## What needs to be done
Reproduce each of the lines word for word.

[Items listed in a dataset]
= = = = =
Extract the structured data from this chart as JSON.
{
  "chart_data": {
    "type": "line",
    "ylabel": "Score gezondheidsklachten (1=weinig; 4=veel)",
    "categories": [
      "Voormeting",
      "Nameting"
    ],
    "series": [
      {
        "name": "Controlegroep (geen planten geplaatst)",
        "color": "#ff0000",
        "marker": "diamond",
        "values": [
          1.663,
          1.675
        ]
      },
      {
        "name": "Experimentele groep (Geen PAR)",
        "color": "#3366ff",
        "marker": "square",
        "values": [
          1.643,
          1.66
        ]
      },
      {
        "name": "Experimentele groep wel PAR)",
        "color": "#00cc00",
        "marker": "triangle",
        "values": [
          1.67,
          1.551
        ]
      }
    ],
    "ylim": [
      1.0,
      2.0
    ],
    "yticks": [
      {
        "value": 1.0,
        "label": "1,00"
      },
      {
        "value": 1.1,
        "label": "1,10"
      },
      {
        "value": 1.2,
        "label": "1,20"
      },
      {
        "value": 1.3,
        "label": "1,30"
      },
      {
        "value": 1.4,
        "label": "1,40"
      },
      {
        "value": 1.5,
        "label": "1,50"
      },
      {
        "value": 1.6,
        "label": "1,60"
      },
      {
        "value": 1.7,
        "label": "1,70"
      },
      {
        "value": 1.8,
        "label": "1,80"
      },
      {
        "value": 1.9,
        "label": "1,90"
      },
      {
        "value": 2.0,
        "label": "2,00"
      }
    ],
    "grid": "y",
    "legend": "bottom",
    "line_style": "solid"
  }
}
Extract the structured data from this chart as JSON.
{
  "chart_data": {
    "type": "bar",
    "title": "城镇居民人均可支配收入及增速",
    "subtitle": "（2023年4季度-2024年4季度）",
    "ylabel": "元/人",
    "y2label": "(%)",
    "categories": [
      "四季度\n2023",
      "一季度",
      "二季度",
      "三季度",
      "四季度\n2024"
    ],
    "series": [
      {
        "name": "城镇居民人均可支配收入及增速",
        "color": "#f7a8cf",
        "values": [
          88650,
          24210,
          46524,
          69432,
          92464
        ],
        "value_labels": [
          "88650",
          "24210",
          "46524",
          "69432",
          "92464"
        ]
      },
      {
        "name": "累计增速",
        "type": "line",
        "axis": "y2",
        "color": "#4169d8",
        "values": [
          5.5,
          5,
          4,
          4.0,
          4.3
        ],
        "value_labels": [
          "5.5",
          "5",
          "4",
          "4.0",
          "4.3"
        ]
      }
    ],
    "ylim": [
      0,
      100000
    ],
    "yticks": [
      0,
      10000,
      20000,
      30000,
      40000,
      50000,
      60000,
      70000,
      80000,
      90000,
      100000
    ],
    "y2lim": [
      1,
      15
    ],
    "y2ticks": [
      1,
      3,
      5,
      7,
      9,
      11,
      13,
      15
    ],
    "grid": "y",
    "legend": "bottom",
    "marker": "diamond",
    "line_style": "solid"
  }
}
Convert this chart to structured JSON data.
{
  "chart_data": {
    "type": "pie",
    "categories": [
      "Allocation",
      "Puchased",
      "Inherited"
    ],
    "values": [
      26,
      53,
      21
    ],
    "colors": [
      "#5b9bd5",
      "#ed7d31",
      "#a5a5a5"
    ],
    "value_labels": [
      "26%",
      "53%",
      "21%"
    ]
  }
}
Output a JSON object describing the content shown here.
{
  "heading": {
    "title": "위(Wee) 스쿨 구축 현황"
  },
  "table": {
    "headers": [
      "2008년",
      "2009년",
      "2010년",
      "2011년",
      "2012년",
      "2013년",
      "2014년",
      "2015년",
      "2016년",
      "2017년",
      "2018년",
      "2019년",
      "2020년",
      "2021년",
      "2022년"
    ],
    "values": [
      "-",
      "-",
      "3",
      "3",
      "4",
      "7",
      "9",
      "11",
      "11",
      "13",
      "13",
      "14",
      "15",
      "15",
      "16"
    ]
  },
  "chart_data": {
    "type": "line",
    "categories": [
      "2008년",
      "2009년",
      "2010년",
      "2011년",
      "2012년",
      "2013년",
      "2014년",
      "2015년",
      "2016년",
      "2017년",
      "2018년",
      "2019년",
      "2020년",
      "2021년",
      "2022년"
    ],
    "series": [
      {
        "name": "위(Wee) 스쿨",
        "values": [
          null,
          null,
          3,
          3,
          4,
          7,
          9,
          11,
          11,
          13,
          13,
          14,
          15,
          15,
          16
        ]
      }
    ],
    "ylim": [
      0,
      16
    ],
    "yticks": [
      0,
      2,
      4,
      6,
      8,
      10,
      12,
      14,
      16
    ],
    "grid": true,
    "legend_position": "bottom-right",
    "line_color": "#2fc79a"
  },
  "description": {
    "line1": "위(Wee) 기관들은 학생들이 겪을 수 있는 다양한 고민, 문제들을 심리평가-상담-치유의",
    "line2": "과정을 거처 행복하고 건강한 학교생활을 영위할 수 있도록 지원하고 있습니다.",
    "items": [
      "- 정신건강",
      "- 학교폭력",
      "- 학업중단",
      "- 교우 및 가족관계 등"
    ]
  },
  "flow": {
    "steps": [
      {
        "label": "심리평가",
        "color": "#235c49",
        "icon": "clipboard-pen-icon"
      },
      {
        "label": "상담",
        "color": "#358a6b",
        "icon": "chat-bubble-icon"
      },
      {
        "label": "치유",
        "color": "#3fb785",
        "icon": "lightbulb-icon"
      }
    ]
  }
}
= = = = =
## Correct result
Extract the structured data from this chart as JSON.
{
  "chart_data": {
    "type": "line",
    "ylabel": "Score gezondheidsklachten (1=weinig; 4=veel)",
    "categories": [
      "Voormeting",
      "Nameting"
    ],
    "series": [
      {
        "name": "Controlegroep (geen planten geplaatst)",
        "color": "#ff0000",
        "marker": "diamond",
        "values": [
          1.663,
          1.675
        ]
      },
      {
        "name": "Experimentele groep (Geen PAR)",
        "color": "#3366ff",
        "marker": "square",
        "values": [
          1.643,
          1.66
        ]
      },
      {
        "name": "Experimentele groep wel PAR)",
        "color": "#00cc00",
        "marker": "triangle",
        "values": [
          1.67,
          1.551
        ]
      }
    ],
    "ylim": [
      1.0,
      2.0
    ],
    "yticks": [
      {
        "value": 1.0,
        "label": "1,00"
      },
      {
        "value": 1.1,
        "label": "1,10"
      },
      {
        "value": 1.2,
        "label": "1,20"
      },
      {
        "value": 1.3,
        "label": "1,30"
      },
      {
        "value": 1.4,
        "label": "1,40"
      },
      {
        "value": 1.5,
        "label": "1,50"
      },
      {
        "value": 1.6,
        "label": "1,60"
      },
      {
        "value": 1.7,
        "label": "1,70"
      },
      {
        "value": 1.8,
        "label": "1,80"
      },
      {
        "value": 1.9,
        "label": "1,90"
      },
      {
        "value": 2.0,
        "label": "2,00"
      }
    ],
    "grid": "y",
    "legend": "bottom",
    "line_style": "solid"
  }
}
Extract the structured data from this chart as JSON.
{
  "chart_data": {
    "type": "bar",
    "title": "城镇居民人均可支配收入及增速",
    "subtitle": "（2023年4季度-2024年4季度）",
    "ylabel": "元/人",
    "y2label": "(%)",
    "categories": [
      "四季度\n2023",
      "一季度",
      "二季度",
      "三季度",
      "四季度\n2024"
    ],
    "series": [
      {
        "name": "城镇居民人均可支配收入及增速",
        "color": "#f7a8cf",
        "values": [
          88650,
          24210,
          46524,
          69432,
          92464
        ],
        "value_labels": [
          "88650",
          "24210",
          "46524",
          "69432",
          "92464"
        ]
      },
      {
        "name": "累计增速",
        "type": "line",
        "axis": "y2",
        "color": "#4169d8",
        "values": [
          5.5,
          5,
          4,
          4.0,
          4.3
        ],
        "value_labels": [
          "5.5",
          "5",
          "4",
          "4.0",
          "4.3"
        ]
      }
    ],
    "ylim": [
      0,
      100000
    ],
    "yticks": [
      0,
      10000,
      20000,
      30000,
      40000,
      50000,
      60000,
      70000,
      80000,
      90000,
      100000
    ],
    "y2lim": [
      1,
      15
    ],
    "y2ticks": [
      1,
      3,
      5,
      7,
      9,
      11,
      13,
      15
    ],
    "grid": "y",
    "legend": "bottom",
    "marker": "diamond",
    "line_style": "solid"
  }
}
Convert this chart to structured JSON data.
{
  "chart_data": {
    "type": "pie",
    "categories": [
      "Allocation",
      "Puchased",
      "Inherited"
    ],
    "values": [
      26,
      53,
      21
    ],
    "colors": [
      "#5b9bd5",
      "#ed7d31",
      "#a5a5a5"
    ],
    "value_labels": [
      "26%",
      "53%",
      "21%"
    ]
  }
}
Output a JSON object describing the content shown here.
{
  "heading": {
    "title": "위(Wee) 스쿨 구축 현황"
  },
  "table": {
    "headers": [
      "2008년",
      "2009년",
      "2010년",
      "2011년",
      "2012년",
      "2013년",
      "2014년",
      "2015년",
      "2016년",
      "2017년",
      "2018년",
      "2019년",
      "2020년",
      "2021년",
      "2022년"
    ],
    "values": [
      "-",
      "-",
      "3",
      "3",
      "4",
      "7",
      "9",
      "11",
      "11",
      "13",
      "13",
      "14",
      "15",
      "15",
      "16"
    ]
  },
  "chart_data": {
    "type": "line",
    "categories": [
      "2008년",
      "2009년",
      "2010년",
      "2011년",
      "2012년",
      "2013년",
      "2014년",
      "2015년",
      "2016년",
      "2017년",
      "2018년",
      "2019년",
      "2020년",
      "2021년",
      "2022년"
    ],
    "series": [
      {
        "name": "위(Wee) 스쿨",
        "values": [
          null,
          null,
          3,
          3,
          4,
          7,
          9,
          11,
          11,
          13,
          13,
          14,
          15,
          15,
          16
        ]
      }
    ],
    "ylim": [
      0,
      16
    ],
    "yticks": [
      0,
      2,
      4,
      6,
      8,
      10,
      12,
      14,
      16
    ],
    "grid": true,
    "legend_position": "bottom-right",
    "line_color": "#2fc79a"
  },
  "description": {
    "line1": "위(Wee) 기관들은 학생들이 겪을 수 있는 다양한 고민, 문제들을 심리평가-상담-치유의",
    "line2": "과정을 거처 행복하고 건강한 학교생활을 영위할 수 있도록 지원하고 있습니다.",
    "items": [
      "- 정신건강",
      "- 학교폭력",
      "- 학업중단",
      "- 교우 및 가족관계 등"
    ]
  },
  "flow": {
    "steps": [
      {
        "label": "심리평가",
        "color": "#235c49",
        "icon": "clipboard-pen-icon"
      },
      {
        "label": "상담",
        "color": "#358a6b",
        "icon": "chat-bubble-icon"
      },
      {
        "label": "치유",
        "color": "#3fb785",
        "icon": "lightbulb-icon"
      }
    ]
  }
}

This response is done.